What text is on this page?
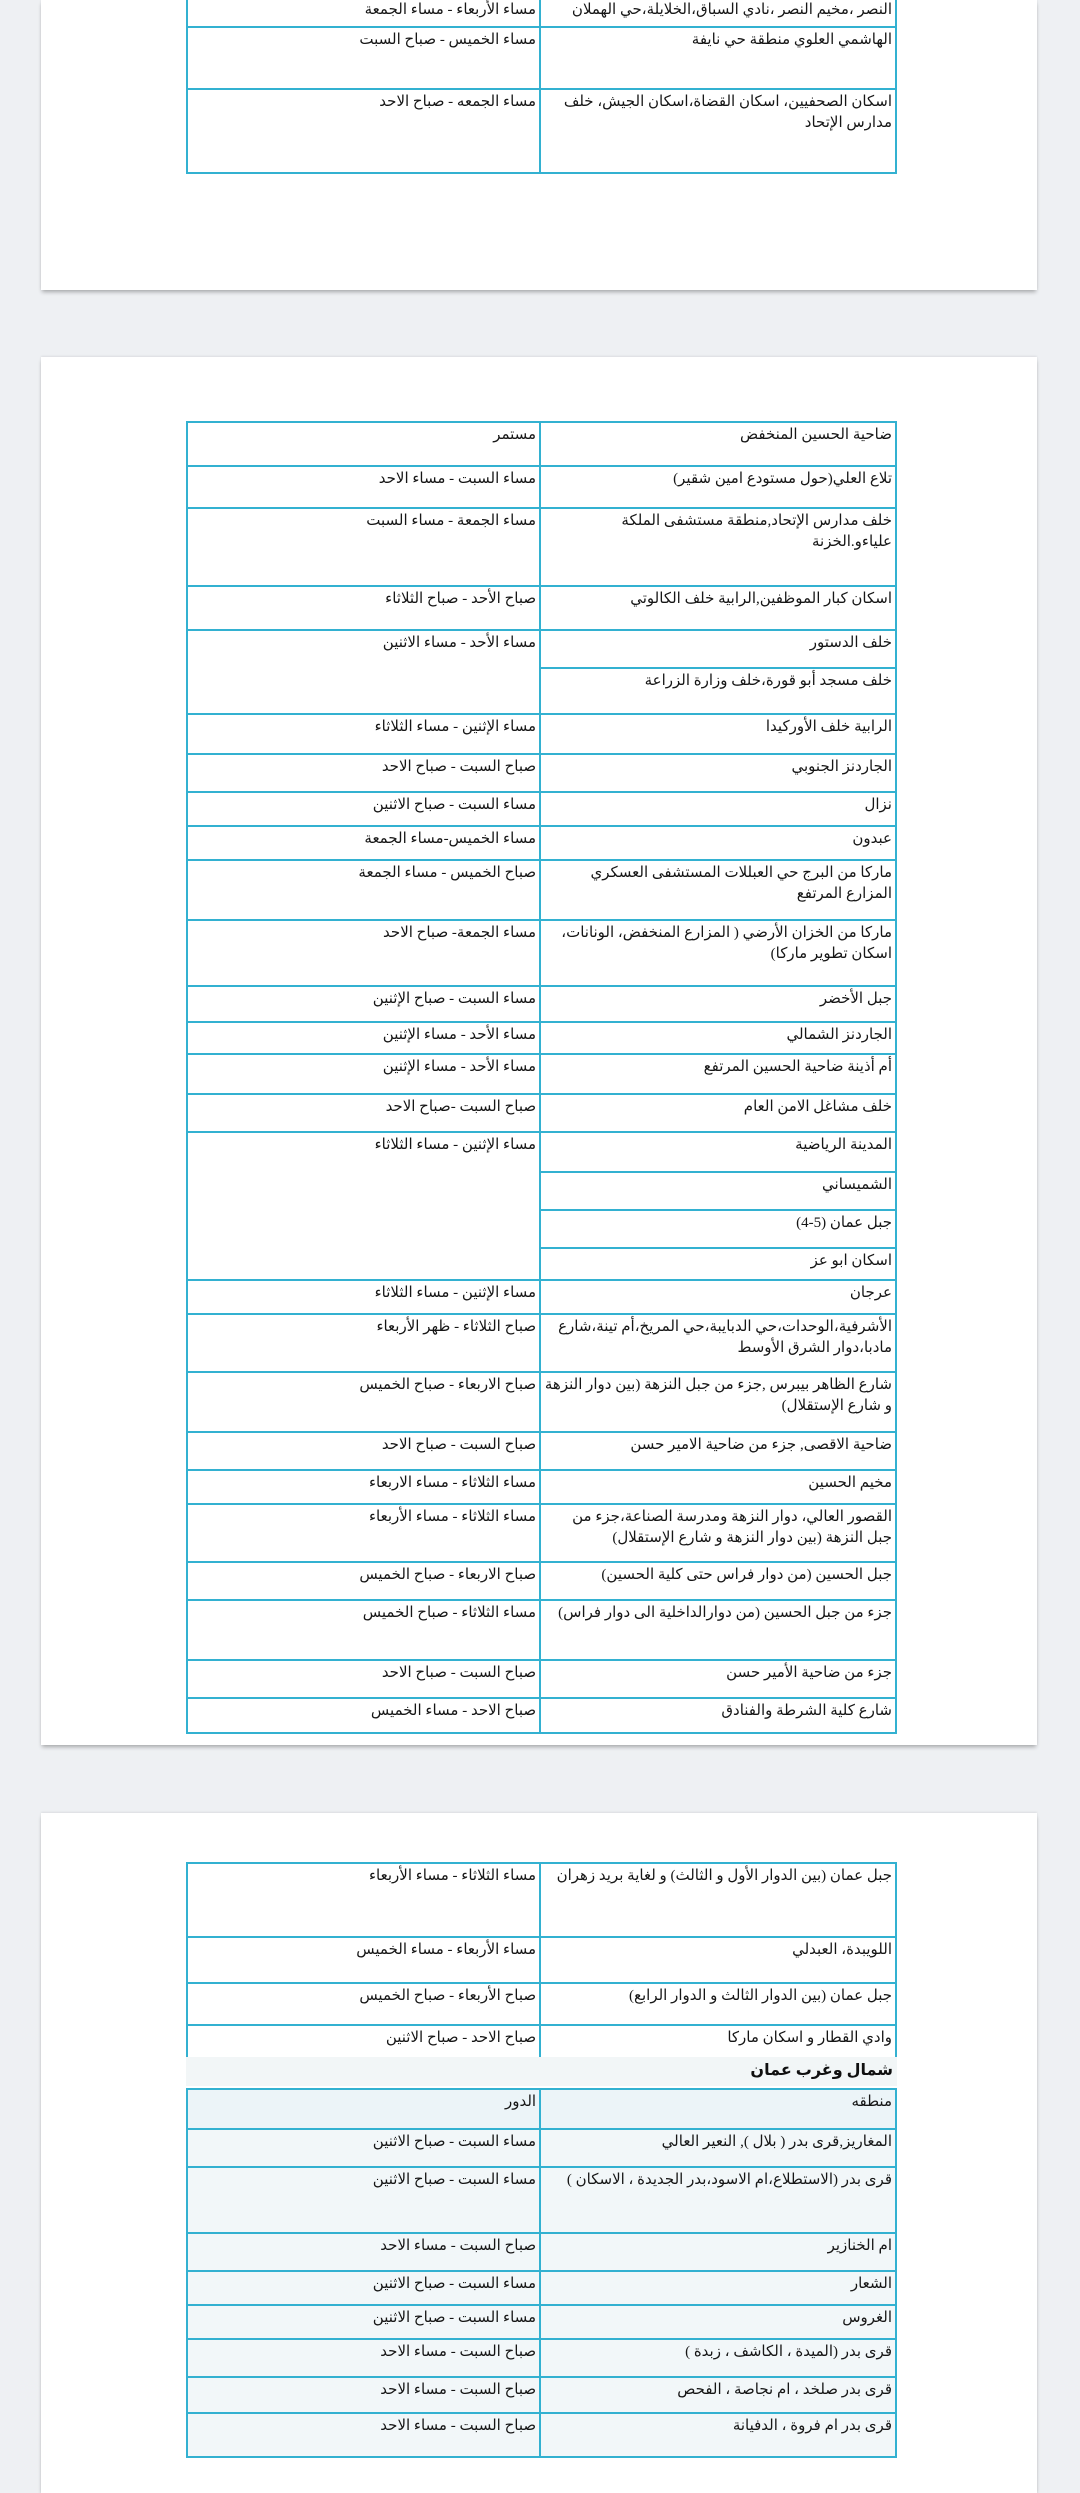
النصر ،مخيم النصر ،نادي السباق،الخلايلة،حي الهملان	مساء الأربعاء - مساء الجمعة
الهاشمي العلوي منطقة حي نايفة	مساء الخميس - صباح السبت
اسكان الصحفيين، اسكان القضاة،اسكان الجيش، خلف مدارس الإتحاد	مساء الجمعه - صباح الاحد
ضاحية الحسين المنخفض	مستمر
تلاع العلي(حول مستودع امين شقير)	مساء السبت - مساء الاحد
خلف مدارس الإتحاد,منطقة مستشفى الملكة علياءو.الخزنة	مساء الجمعة - مساء السبت
اسكان كبار الموظفين,الرابية خلف الكالوتي	صباح الأحد - صباح الثلاثاء
خلف الدستور	مساء الأحد - مساء الاثنين
خلف مسجد أبو قورة،خلف وزارة الزراعة	
الرابية خلف الأوركيدا	مساء الإثنين - مساء الثلاثاء
الجاردنز الجنوبي	صباح السبت - صباح الاحد
نزال	مساء السبت - صباح الاثنين
عبدون	مساء الخميس-مساء الجمعة
ماركا من البرج حي العبللات المستشفى العسكري المزارع المرتفع	صباح الخميس - مساء الجمعة
ماركا من الخزان الأرضي ( المزارع المنخفض، الونانات، اسكان تطوير ماركا)	مساء الجمعة- صباح الاحد
جبل الأخضر	مساء السبت - صباح الإثنين
الجاردنز الشمالي	مساء الأحد - مساء الإثنين
أم أذينة ضاحية الحسين المرتفع	مساء الأحد - مساء الإثنين
خلف مشاغل الامن العام	صباح السبت -صباح الاحد
المدينة الرياضية	مساء الإثنين - مساء الثلاثاء
الشميساني	
جبل عمان (5-4)	
اسكان ابو عز	
عرجان	مساء الإثنين - مساء الثلاثاء
الأشرفية،الوحدات،حي الدبايبة،حي المريخ،أم تينة،شارع مادبا،دوار الشرق الأوسط	صباح الثلاثاء - ظهر الأربعاء
شارع الظاهر بيبرس ,جزء من جبل النزهة (بين دوار النزهة و شارع الإستقلال)	صباح الاربعاء - صباح الخميس
ضاحية الاقصى, جزء من ضاحية الامير حسن	صباح السبت - صباح الاحد
مخيم الحسين	مساء الثلاثاء - مساء الاربعاء
القصور العالي، دوار النزهة ومدرسة الصناعة،جزء من جبل النزهة (بين دوار النزهة و شارع الإستقلال)	مساء الثلاثاء - مساء الأربعاء
جبل الحسين (من دوار فراس حتى كلية الحسين)	صباح الاربعاء - صباح الخميس
جزء من جبل الحسين (من دوارالداخلية الى دوار فراس)	مساء الثلاثاء - صباح الخميس
جزء من ضاحية الأمير حسن	صباح السبت - صباح الاحد
شارع كلية الشرطة والفنادق	صباح الاحد - مساء الخميس
جبل عمان (بين الدوار الأول و الثالث) و لغاية بريد زهران	مساء الثلاثاء - مساء الأربعاء
اللويبدة، العبدلي	مساء الأربعاء - مساء الخميس
جبل عمان (بين الدوار الثالث و الدوار الرابع)	صباح الأربعاء - صباح الخميس
وادي القطار و اسكان ماركا	صباح الاحد - صباح الاثنين
شمال وغرب عمان
منطقه	الدور
المغاريز,قرى بدر ( بلال ), النعير العالي	مساء السبت - صباح الاثنين
قرى بدر (الاستطلاع،ام الاسود،بدر الجديدة ، الاسكان )	مساء السبت - صباح الاثنين
ام الخنازير	صباح السبت - مساء الاحد
الشعار	مساء السبت - صباح الاثنين
الغروس	مساء السبت - صباح الاثنين
قرى بدر (الميدة ، الكاشف ، زبدة )	صباح السبت - مساء الاحد
قرى بدر صلخد ، ام نجاصة ، الفحص	صباح السبت - مساء الاحد
قرى بدر ام فروة ، الدفيانة	صباح السبت - مساء الاحد
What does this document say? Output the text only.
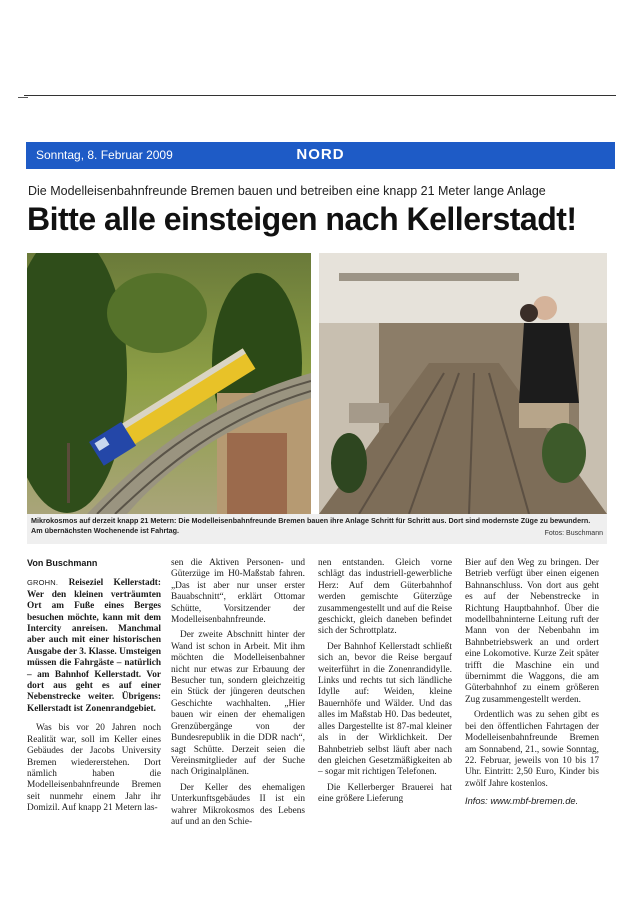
Sonntag, 8. Februar 2009	NORD
Die Modelleisenbahnfreunde Bremen bauen und betreiben eine knapp 21 Meter lange Anlage
Bitte alle einsteigen nach Kellerstadt!
Mikrokosmos auf derzeit knapp 21 Metern: Die Modelleisenbahnfreunde Bremen bauen ihre Anlage Schritt für Schritt aus. Dort sind modernste Züge zu bewundern. Am übernächsten Wochenende ist Fahrtag.	Fotos: Buschmann

Von Buschmann

GROHN. Reiseziel Kellerstadt: Wer den kleinen verträumten Ort am Fuße eines Berges besuchen möchte, kann mit dem Intercity anreisen. Manchmal aber auch mit einer historischen Ausgabe der 3. Klasse. Umsteigen müssen die Fahrgäste – natürlich – am Bahnhof Kellerstadt. Vor dort aus geht es auf einer Nebenstrecke weiter. Übrigens: Kellerstadt ist Zonenrandgebiet.

Was bis vor 20 Jahren noch Realität war, soll im Keller eines Gebäudes der Jacobs University Bremen wiedererstehen. Dort nämlich haben die Modelleisenbahnfreunde Bremen seit nunmehr einem Jahr ihr Domizil. Auf knapp 21 Metern las-

sen die Aktiven Personen- und Güterzüge im H0-Maßstab fahren. „Das ist aber nur unser erster Bauabschnitt“, erklärt Ottomar Schütte, Vorsitzender der Modelleisenbahnfreunde.

Der zweite Abschnitt hinter der Wand ist schon in Arbeit. Mit ihm möchten die Modelleisenbahner nicht nur etwas zur Erbauung der Besucher tun, sondern gleichzeitig ein Stück der jüngeren deutschen Geschichte wachhalten. „Hier bauen wir einen der ehemaligen Grenzübergänge von der Bundesrepublik in die DDR nach“, sagt Schütte. Derzeit seien die Vereinsmitglieder auf der Suche nach Originalplänen.

Der Keller des ehemaligen Unterkunftsgebäudes II ist ein wahrer Mikrokosmos des Lebens auf und an den Schie-

nen entstanden. Gleich vorne schlägt das industriell-gewerbliche Herz: Auf dem Güterbahnhof werden gemischte Güterzüge zusammengestellt und auf die Reise geschickt, gleich daneben befindet sich der Schrottplatz.

Der Bahnhof Kellerstadt schließt sich an, bevor die Reise bergauf weiterführt in die Zonenrandidylle. Links und rechts tut sich ländliche Idylle auf: Weiden, kleine Bauernhöfe und Wälder. Und das alles im Maßstab H0. Das bedeutet, alles Dargestellte ist 87-mal kleiner als in der Wirklichkeit. Der Bahnbetrieb selbst läuft aber nach den gleichen Gesetzmäßigkeiten ab – sogar mit richtigen Telefonen.

Die Kellerberger Brauerei hat eine größere Lieferung

Bier auf den Weg zu bringen. Der Betrieb verfügt über einen eigenen Bahnanschluss. Von dort aus geht es auf der Nebenstrecke in Richtung Hauptbahnhof. Über die modellbahninterne Leitung ruft der Mann von der Nebenbahn im Bahnbetriebswerk an und ordert eine Lokomotive. Kurze Zeit später trifft die Maschine ein und übernimmt die Waggons, die am Güterbahnhof zu einem größeren Zug zusammengestellt werden.

Ordentlich was zu sehen gibt es bei den öffentlichen Fahrtagen der Modelleisenbahnfreunde Bremen am Sonnabend, 21., sowie Sonntag, 22. Februar, jeweils von 10 bis 17 Uhr. Eintritt: 2,50 Euro, Kinder bis zwölf Jahre kostenlos.

Infos: www.mbf-bremen.de.
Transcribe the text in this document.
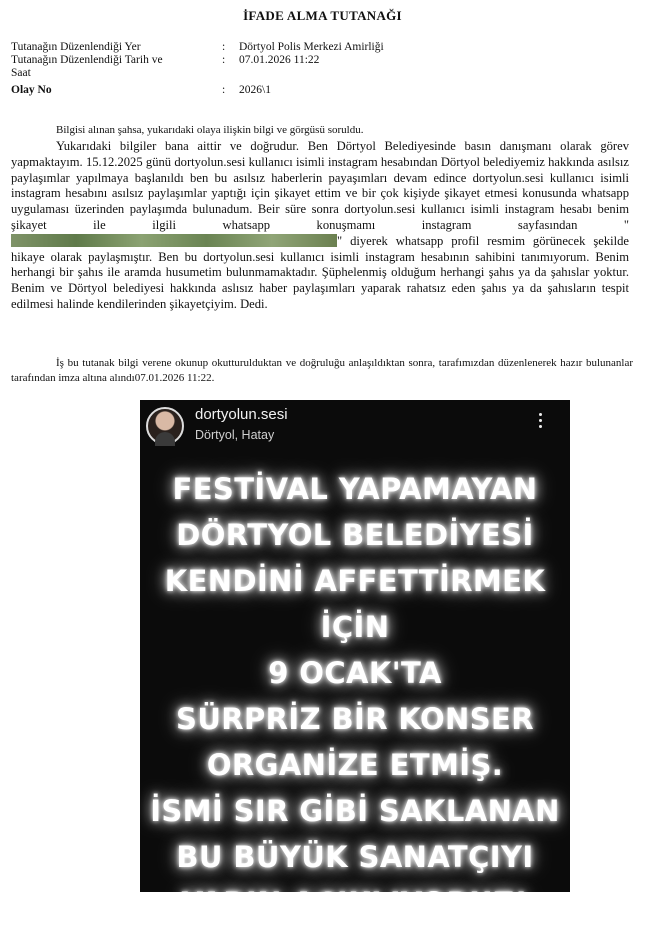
İFADE ALMA TUTANAĞI
Tutanağın Düzenlendiği Yer	: Dörtyol Polis Merkezi Amirliği
Tutanağın Düzenlendiği Tarih ve	: 07.01.2026 11:22
Saat
Olay No	: 2026\1
Bilgisi alınan şahsa, yukarıdaki olaya ilişkin bilgi ve görgüsü soruldu.

Yukarıdaki bilgiler bana aittir ve doğrudur. Ben Dörtyol Belediyesinde basın danışmanı olarak görev yapmaktayım. 15.12.2025 günü dortyolun.sesi kullanıcı isimli instagram hesabından Dörtyol belediyemiz hakkında asılsız paylaşımlar yapılmaya başlanıldı ben bu asılsız haberlerin payaşımları devam edince dortyolun.sesi kullanıcı isimli instagram hesabını asılsız paylaşımlar yaptığı için şikayet ettim ve bir çok kişiyde şikayet etmesi konusunda whatsapp uygulaması üzerinden paylaşımda bulunadum. Beir süre sonra dortyolun.sesi kullanıcı isimli instagram hesabı benim şikayet ile ilgili whatsapp konuşmamı instagram sayfasından "" diyerek whatsapp profil resmim görünecek şekilde hikaye olarak paylaşmıştır. Ben bu dortyolun.sesi kullanıcı isimli instagram hesabının sahibini tanımıyorum. Benim herhangi bir şahıs ile aramda husumetim bulunmamaktadır. Şüphelenmiş olduğum herhangi şahıs ya da şahıslar yoktur. Benim ve Dörtyol belediyesi hakkında aslısız haber paylaşımları yaparak rahatsız eden şahıs ya da şahısların tespit edilmesi halinde kendilerinden şikayetçiyim. Dedi.

İş bu tutanak bilgi verene okunup okutturulduktan ve doğruluğu anlaşıldıktan sonra, tarafımızdan düzenlenerek hazır bulunanlar tarafından imza altına alındı07.01.2026 11:22.
dortyolun.sesi
Dörtyol, Hatay
FESTİVAL YAPAMAYAN
DÖRTYOL BELEDİYESİ
KENDİNİ AFFETTİRMEK İÇİN
9 OCAK'TA
SÜRPRİZ BİR KONSER
ORGANİZE ETMİŞ.
İSMİ SIR GİBİ SAKLANAN
BU BÜYÜK SANATÇIYI
YARIN AÇIKLIYORUZ!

_____

--- DESCRIPTION OF THE TASK ---
Look above for every line with the word "الثالث" and copy it.

--- SOLUTION TO THIS TASK ---
جبل عمان (بين الدوار الأول و الثالث) و لغاية بريد زهران	مساء الثلاثاء - مساء الأربعاء
جبل عمان (بين الدوار الثالث و الدوار الرابع)	صباح الأربعاء - صباح الخميس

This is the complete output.